[Data entries]
Start
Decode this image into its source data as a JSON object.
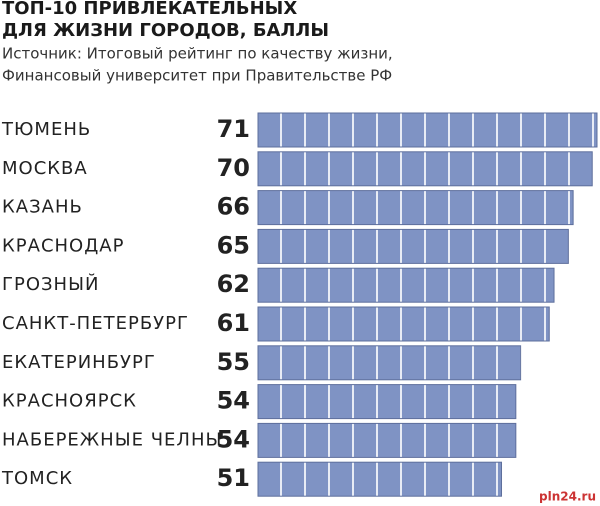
{
  "chart_data": {
    "type": "bar",
    "orientation": "horizontal",
    "title": [
      "ТОП-10 ПРИВЛЕКАТЕЛЬНЫХ",
      "ДЛЯ ЖИЗНИ ГОРОДОВ, БАЛЛЫ"
    ],
    "subtitle": [
      "Источник: Итоговый рейтинг по качеству жизни,",
      "Финансовый университет при Правительстве РФ"
    ],
    "categories": [
      "ТЮМЕНЬ",
      "МОСКВА",
      "КАЗАНЬ",
      "КРАСНОДАР",
      "ГРОЗНЫЙ",
      "САНКТ-ПЕТЕРБУРГ",
      "ЕКАТЕРИНБУРГ",
      "КРАСНОЯРСК",
      "НАБЕРЕЖНЫЕ ЧЕЛНЫ",
      "ТОМСК"
    ],
    "values": [
      71,
      70,
      66,
      65,
      62,
      61,
      55,
      54,
      54,
      51
    ],
    "color": "#7f93c4",
    "watermark": "pln24.ru"
  }
}
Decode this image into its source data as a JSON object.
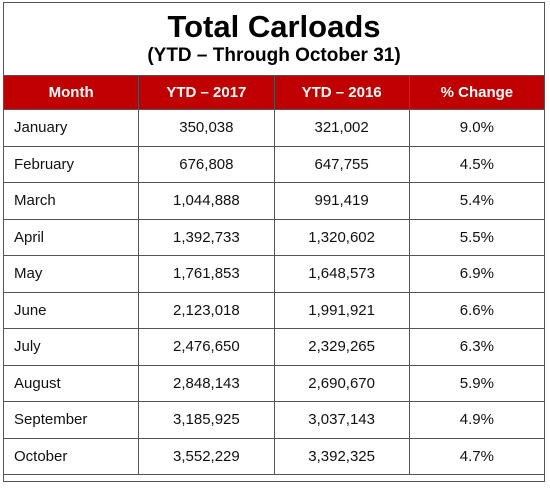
{
  "header": {
    "title": "Total Carloads",
    "subtitle": "(YTD – Through October 31)"
  },
  "table": {
    "columns": [
      "Month",
      "YTD – 2017",
      "YTD – 2016",
      "% Change"
    ],
    "rows": [
      [
        "January",
        "350,038",
        "321,002",
        "9.0%"
      ],
      [
        "February",
        "676,808",
        "647,755",
        "4.5%"
      ],
      [
        "March",
        "1,044,888",
        "991,419",
        "5.4%"
      ],
      [
        "April",
        "1,392,733",
        "1,320,602",
        "5.5%"
      ],
      [
        "May",
        "1,761,853",
        "1,648,573",
        "6.9%"
      ],
      [
        "June",
        "2,123,018",
        "1,991,921",
        "6.6%"
      ],
      [
        "July",
        "2,476,650",
        "2,329,265",
        "6.3%"
      ],
      [
        "August",
        "2,848,143",
        "2,690,670",
        "5.9%"
      ],
      [
        "September",
        "3,185,925",
        "3,037,143",
        "4.9%"
      ],
      [
        "October",
        "3,552,229",
        "3,392,325",
        "4.7%"
      ]
    ]
  }
}
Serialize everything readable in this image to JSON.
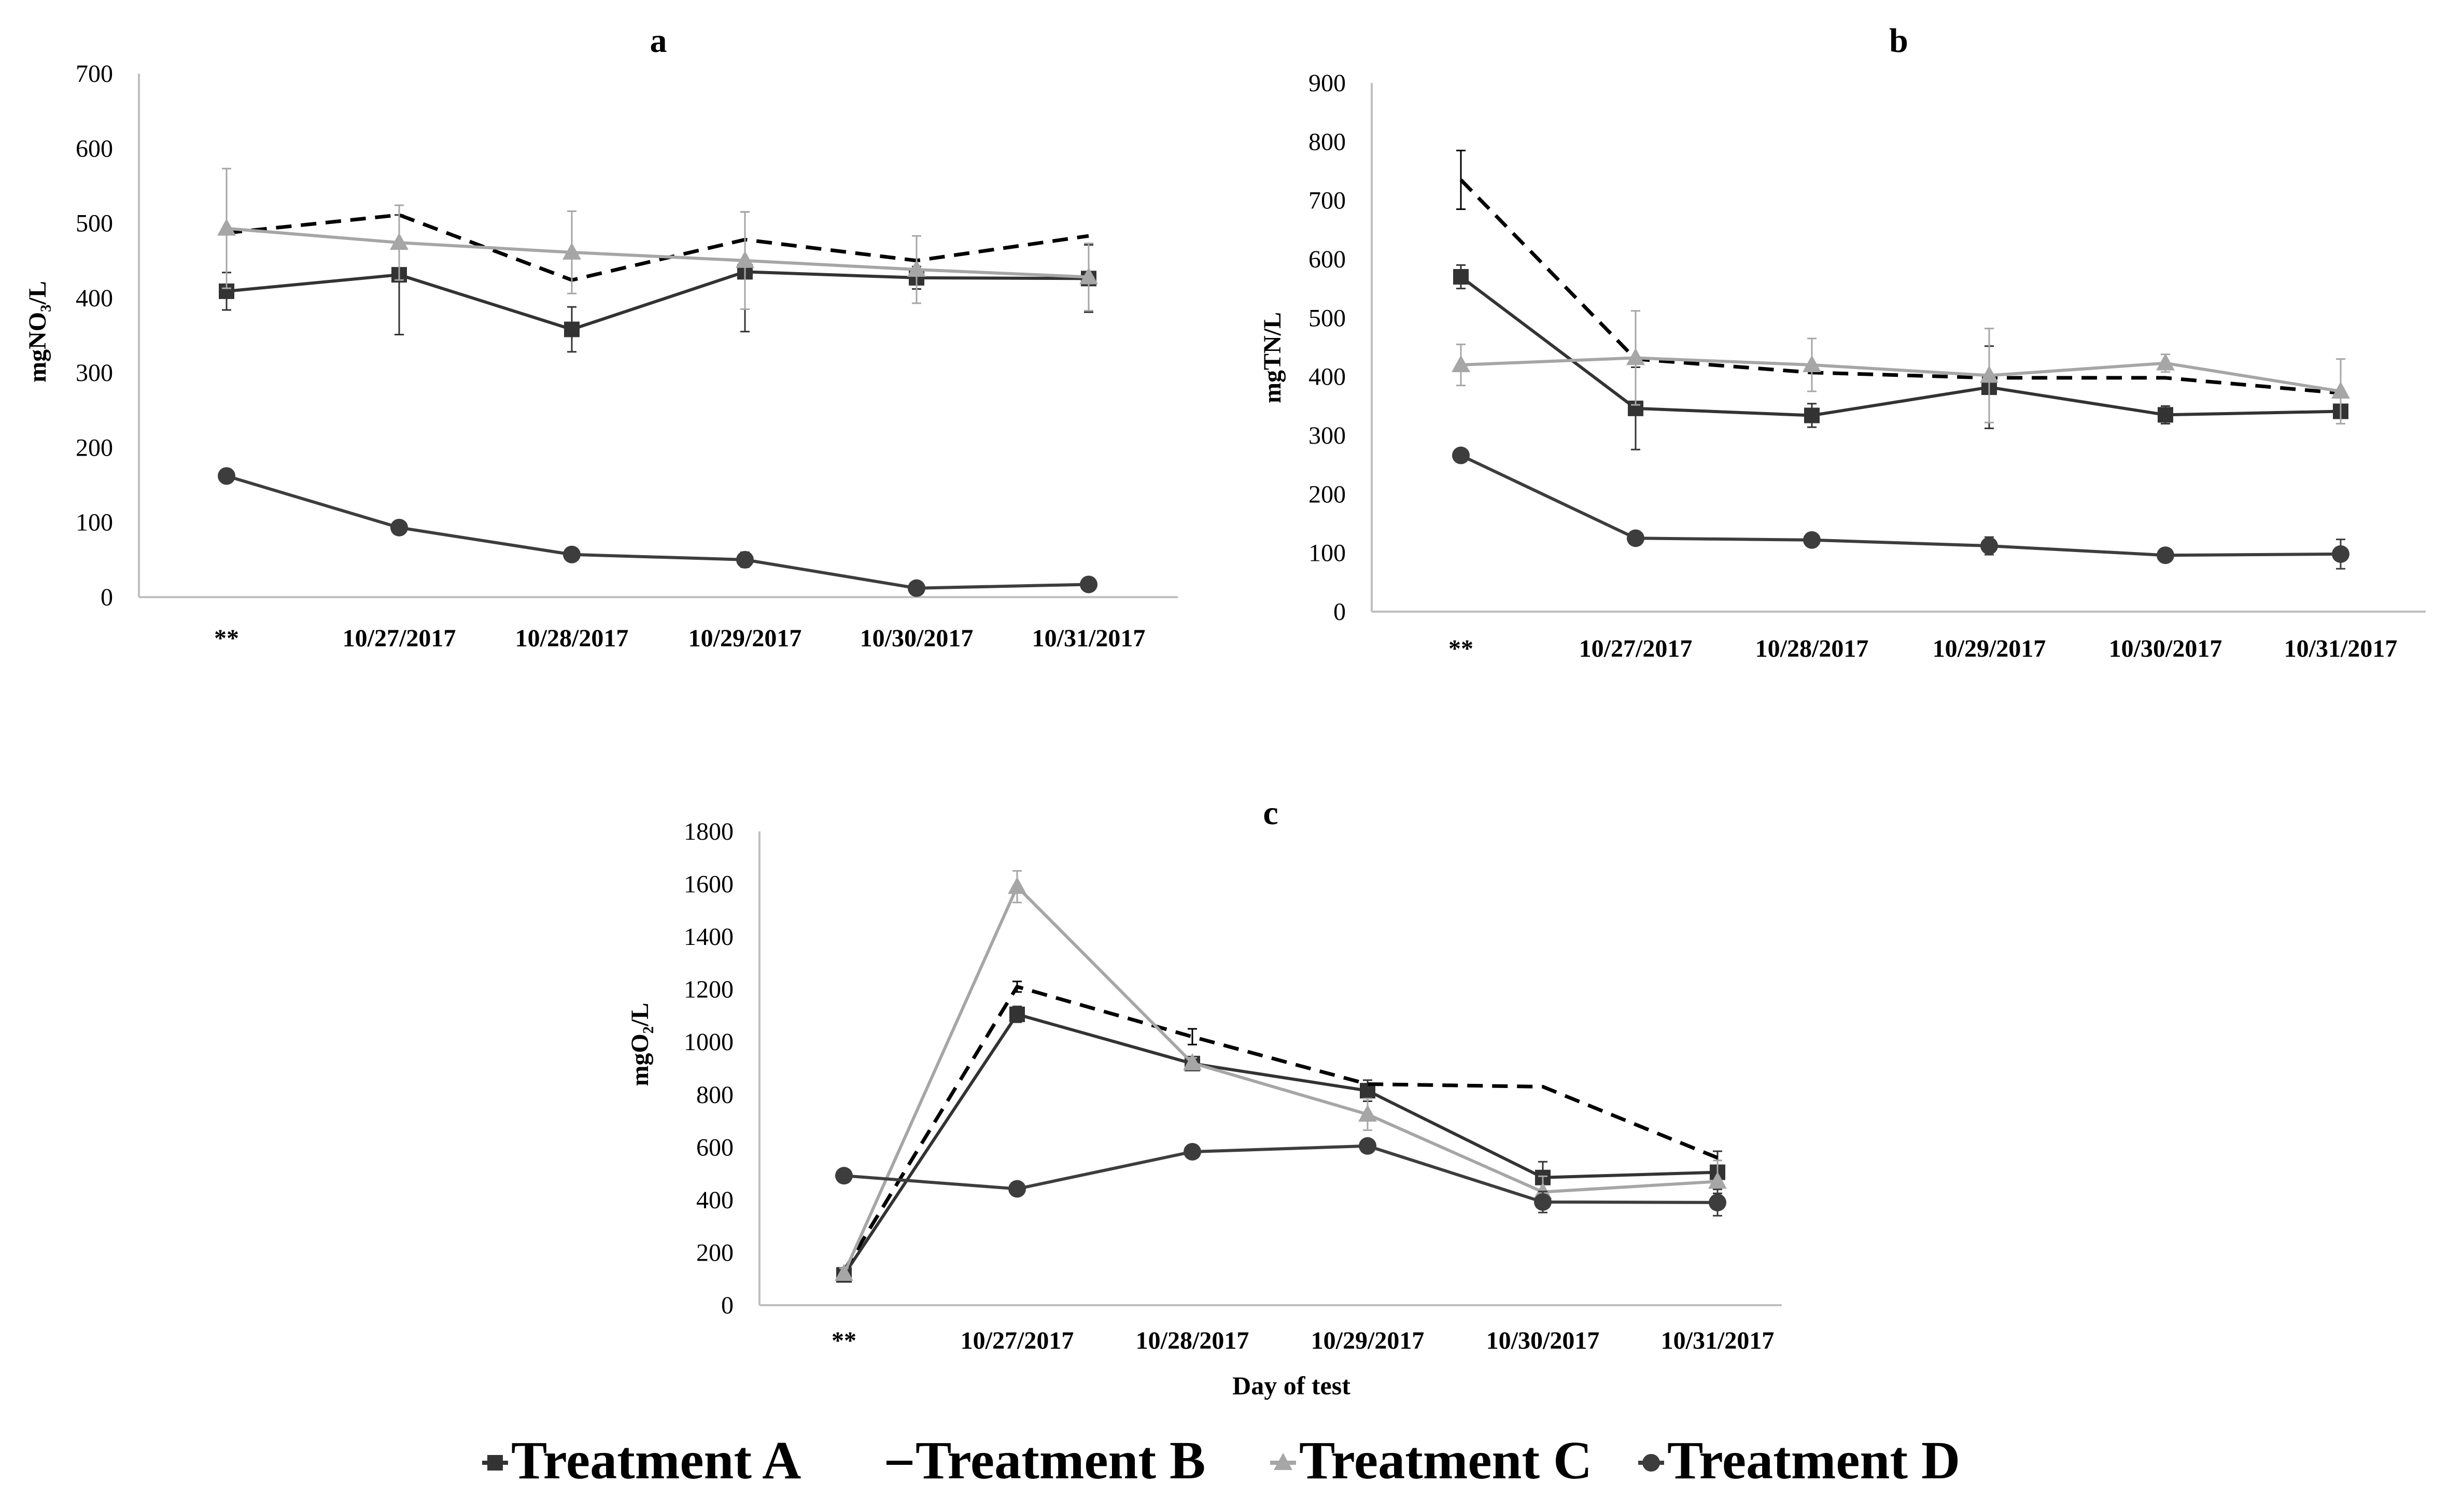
{
  "chart_data": [
    {
      "type": "line",
      "title": "a",
      "ylabel": "mgNO₃/L",
      "xlabel": "",
      "ylim": [
        0,
        700
      ],
      "yticks": [
        0,
        100,
        200,
        300,
        400,
        500,
        600,
        700
      ],
      "categories": [
        "**",
        "10/27/2017",
        "10/28/2017",
        "10/29/2017",
        "10/30/2017",
        "10/31/2017"
      ],
      "series": [
        {
          "name": "Treatment A",
          "values": [
            409,
            431,
            358,
            435,
            427,
            426
          ],
          "errors": [
            25,
            80,
            30,
            80,
            15,
            45
          ],
          "color": "#333333",
          "dash": "solid",
          "marker": "square"
        },
        {
          "name": "Treatment B",
          "values": [
            487,
            511,
            424,
            478,
            450,
            483
          ],
          "errors": [
            0,
            0,
            0,
            0,
            0,
            0
          ],
          "color": "#000000",
          "dash": "dashed",
          "marker": "none"
        },
        {
          "name": "Treatment C",
          "values": [
            493,
            474,
            461,
            450,
            438,
            428
          ],
          "errors": [
            80,
            50,
            55,
            65,
            45,
            45
          ],
          "color": "#a6a6a6",
          "dash": "solid",
          "marker": "triangle"
        },
        {
          "name": "Treatment D",
          "values": [
            162,
            93,
            57,
            50,
            12,
            17
          ],
          "errors": [
            0,
            0,
            0,
            10,
            0,
            0
          ],
          "color": "#3d3d3d",
          "dash": "solid",
          "marker": "circle"
        }
      ]
    },
    {
      "type": "line",
      "title": "b",
      "ylabel": "mgTN/L",
      "xlabel": "",
      "ylim": [
        0,
        900
      ],
      "yticks": [
        0,
        100,
        200,
        300,
        400,
        500,
        600,
        700,
        800,
        900
      ],
      "categories": [
        "**",
        "10/27/2017",
        "10/28/2017",
        "10/29/2017",
        "10/30/2017",
        "10/31/2017"
      ],
      "series": [
        {
          "name": "Treatment A",
          "values": [
            570,
            346,
            334,
            382,
            335,
            341
          ],
          "errors": [
            20,
            70,
            20,
            70,
            15,
            10
          ],
          "color": "#333333",
          "dash": "solid",
          "marker": "square"
        },
        {
          "name": "Treatment B",
          "values": [
            735,
            430,
            407,
            398,
            398,
            372
          ],
          "errors": [
            50,
            0,
            0,
            0,
            0,
            0
          ],
          "color": "#000000",
          "dash": "dashed",
          "marker": "none"
        },
        {
          "name": "Treatment C",
          "values": [
            420,
            432,
            420,
            402,
            423,
            375
          ],
          "errors": [
            35,
            80,
            45,
            80,
            15,
            55
          ],
          "color": "#a6a6a6",
          "dash": "solid",
          "marker": "triangle"
        },
        {
          "name": "Treatment D",
          "values": [
            266,
            125,
            122,
            112,
            96,
            98
          ],
          "errors": [
            0,
            10,
            0,
            15,
            10,
            25
          ],
          "color": "#3d3d3d",
          "dash": "solid",
          "marker": "circle"
        }
      ]
    },
    {
      "type": "line",
      "title": "c",
      "ylabel": "mgO₂/L",
      "xlabel": "Day of test",
      "ylim": [
        0,
        1800
      ],
      "yticks": [
        0,
        200,
        400,
        600,
        800,
        1000,
        1200,
        1400,
        1600,
        1800
      ],
      "categories": [
        "**",
        "10/27/2017",
        "10/28/2017",
        "10/29/2017",
        "10/30/2017",
        "10/31/2017"
      ],
      "series": [
        {
          "name": "Treatment A",
          "values": [
            115,
            1105,
            918,
            815,
            485,
            505
          ],
          "errors": [
            20,
            30,
            20,
            40,
            60,
            80
          ],
          "color": "#333333",
          "dash": "solid",
          "marker": "square"
        },
        {
          "name": "Treatment B",
          "values": [
            130,
            1210,
            1020,
            840,
            830,
            560
          ],
          "errors": [
            0,
            20,
            30,
            0,
            0,
            0
          ],
          "color": "#000000",
          "dash": "dashed",
          "marker": "none"
        },
        {
          "name": "Treatment C",
          "values": [
            120,
            1590,
            920,
            725,
            430,
            470
          ],
          "errors": [
            20,
            60,
            20,
            60,
            60,
            80
          ],
          "color": "#a6a6a6",
          "dash": "solid",
          "marker": "triangle"
        },
        {
          "name": "Treatment D",
          "values": [
            492,
            442,
            583,
            605,
            392,
            390
          ],
          "errors": [
            0,
            0,
            0,
            0,
            40,
            50
          ],
          "color": "#3d3d3d",
          "dash": "solid",
          "marker": "circle"
        }
      ]
    }
  ],
  "legend": [
    {
      "label": "Treatment A"
    },
    {
      "label": "Treatment B"
    },
    {
      "label": "Treatment C"
    },
    {
      "label": "Treatment D"
    }
  ]
}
End
> [What is required] Without the pictures, print the records in full, exactly as they appear.

> [Correct answer]
Decode this image into its source data as a JSON object.
{
  "chart_data": {
    "type": "bar",
    "orientation": "horizontal",
    "title": [
      "ТОП-10 ПРИВЛЕКАТЕЛЬНЫХ",
      "ДЛЯ ЖИЗНИ ГОРОДОВ, БАЛЛЫ"
    ],
    "subtitle": [
      "Источник: Итоговый рейтинг по качеству жизни,",
      "Финансовый университет при Правительстве РФ"
    ],
    "categories": [
      "ТЮМЕНЬ",
      "МОСКВА",
      "КАЗАНЬ",
      "КРАСНОДАР",
      "ГРОЗНЫЙ",
      "САНКТ-ПЕТЕРБУРГ",
      "ЕКАТЕРИНБУРГ",
      "КРАСНОЯРСК",
      "НАБЕРЕЖНЫЕ ЧЕЛНЫ",
      "ТОМСК"
    ],
    "values": [
      71,
      70,
      66,
      65,
      62,
      61,
      55,
      54,
      54,
      51
    ],
    "color": "#7f93c4",
    "watermark": "pln24.ru"
  }
}
Decode this image into its source data as a JSON object.
{
  "header": {
    "title": "Total Carloads",
    "subtitle": "(YTD – Through October 31)"
  },
  "table": {
    "columns": [
      "Month",
      "YTD – 2017",
      "YTD – 2016",
      "% Change"
    ],
    "rows": [
      [
        "January",
        "350,038",
        "321,002",
        "9.0%"
      ],
      [
        "February",
        "676,808",
        "647,755",
        "4.5%"
      ],
      [
        "March",
        "1,044,888",
        "991,419",
        "5.4%"
      ],
      [
        "April",
        "1,392,733",
        "1,320,602",
        "5.5%"
      ],
      [
        "May",
        "1,761,853",
        "1,648,573",
        "6.9%"
      ],
      [
        "June",
        "2,123,018",
        "1,991,921",
        "6.6%"
      ],
      [
        "July",
        "2,476,650",
        "2,329,265",
        "6.3%"
      ],
      [
        "August",
        "2,848,143",
        "2,690,670",
        "5.9%"
      ],
      [
        "September",
        "3,185,925",
        "3,037,143",
        "4.9%"
      ],
      [
        "October",
        "3,552,229",
        "3,392,325",
        "4.7%"
      ]
    ]
  }
}
Serialize everything readable in this image to JSON.
{
  "chart_data": [
    {
      "type": "line",
      "title": "a",
      "ylabel": "mgNO₃/L",
      "xlabel": "",
      "ylim": [
        0,
        700
      ],
      "yticks": [
        0,
        100,
        200,
        300,
        400,
        500,
        600,
        700
      ],
      "categories": [
        "**",
        "10/27/2017",
        "10/28/2017",
        "10/29/2017",
        "10/30/2017",
        "10/31/2017"
      ],
      "series": [
        {
          "name": "Treatment A",
          "values": [
            409,
            431,
            358,
            435,
            427,
            426
          ],
          "errors": [
            25,
            80,
            30,
            80,
            15,
            45
          ],
          "color": "#333333",
          "dash": "solid",
          "marker": "square"
        },
        {
          "name": "Treatment B",
          "values": [
            487,
            511,
            424,
            478,
            450,
            483
          ],
          "errors": [
            0,
            0,
            0,
            0,
            0,
            0
          ],
          "color": "#000000",
          "dash": "dashed",
          "marker": "none"
        },
        {
          "name": "Treatment C",
          "values": [
            493,
            474,
            461,
            450,
            438,
            428
          ],
          "errors": [
            80,
            50,
            55,
            65,
            45,
            45
          ],
          "color": "#a6a6a6",
          "dash": "solid",
          "marker": "triangle"
        },
        {
          "name": "Treatment D",
          "values": [
            162,
            93,
            57,
            50,
            12,
            17
          ],
          "errors": [
            0,
            0,
            0,
            10,
            0,
            0
          ],
          "color": "#3d3d3d",
          "dash": "solid",
          "marker": "circle"
        }
      ]
    },
    {
      "type": "line",
      "title": "b",
      "ylabel": "mgTN/L",
      "xlabel": "",
      "ylim": [
        0,
        900
      ],
      "yticks": [
        0,
        100,
        200,
        300,
        400,
        500,
        600,
        700,
        800,
        900
      ],
      "categories": [
        "**",
        "10/27/2017",
        "10/28/2017",
        "10/29/2017",
        "10/30/2017",
        "10/31/2017"
      ],
      "series": [
        {
          "name": "Treatment A",
          "values": [
            570,
            346,
            334,
            382,
            335,
            341
          ],
          "errors": [
            20,
            70,
            20,
            70,
            15,
            10
          ],
          "color": "#333333",
          "dash": "solid",
          "marker": "square"
        },
        {
          "name": "Treatment B",
          "values": [
            735,
            430,
            407,
            398,
            398,
            372
          ],
          "errors": [
            50,
            0,
            0,
            0,
            0,
            0
          ],
          "color": "#000000",
          "dash": "dashed",
          "marker": "none"
        },
        {
          "name": "Treatment C",
          "values": [
            420,
            432,
            420,
            402,
            423,
            375
          ],
          "errors": [
            35,
            80,
            45,
            80,
            15,
            55
          ],
          "color": "#a6a6a6",
          "dash": "solid",
          "marker": "triangle"
        },
        {
          "name": "Treatment D",
          "values": [
            266,
            125,
            122,
            112,
            96,
            98
          ],
          "errors": [
            0,
            10,
            0,
            15,
            10,
            25
          ],
          "color": "#3d3d3d",
          "dash": "solid",
          "marker": "circle"
        }
      ]
    },
    {
      "type": "line",
      "title": "c",
      "ylabel": "mgO₂/L",
      "xlabel": "Day of test",
      "ylim": [
        0,
        1800
      ],
      "yticks": [
        0,
        200,
        400,
        600,
        800,
        1000,
        1200,
        1400,
        1600,
        1800
      ],
      "categories": [
        "**",
        "10/27/2017",
        "10/28/2017",
        "10/29/2017",
        "10/30/2017",
        "10/31/2017"
      ],
      "series": [
        {
          "name": "Treatment A",
          "values": [
            115,
            1105,
            918,
            815,
            485,
            505
          ],
          "errors": [
            20,
            30,
            20,
            40,
            60,
            80
          ],
          "color": "#333333",
          "dash": "solid",
          "marker": "square"
        },
        {
          "name": "Treatment B",
          "values": [
            130,
            1210,
            1020,
            840,
            830,
            560
          ],
          "errors": [
            0,
            20,
            30,
            0,
            0,
            0
          ],
          "color": "#000000",
          "dash": "dashed",
          "marker": "none"
        },
        {
          "name": "Treatment C",
          "values": [
            120,
            1590,
            920,
            725,
            430,
            470
          ],
          "errors": [
            20,
            60,
            20,
            60,
            60,
            80
          ],
          "color": "#a6a6a6",
          "dash": "solid",
          "marker": "triangle"
        },
        {
          "name": "Treatment D",
          "values": [
            492,
            442,
            583,
            605,
            392,
            390
          ],
          "errors": [
            0,
            0,
            0,
            0,
            40,
            50
          ],
          "color": "#3d3d3d",
          "dash": "solid",
          "marker": "circle"
        }
      ]
    }
  ],
  "legend": [
    {
      "label": "Treatment A"
    },
    {
      "label": "Treatment B"
    },
    {
      "label": "Treatment C"
    },
    {
      "label": "Treatment D"
    }
  ]
}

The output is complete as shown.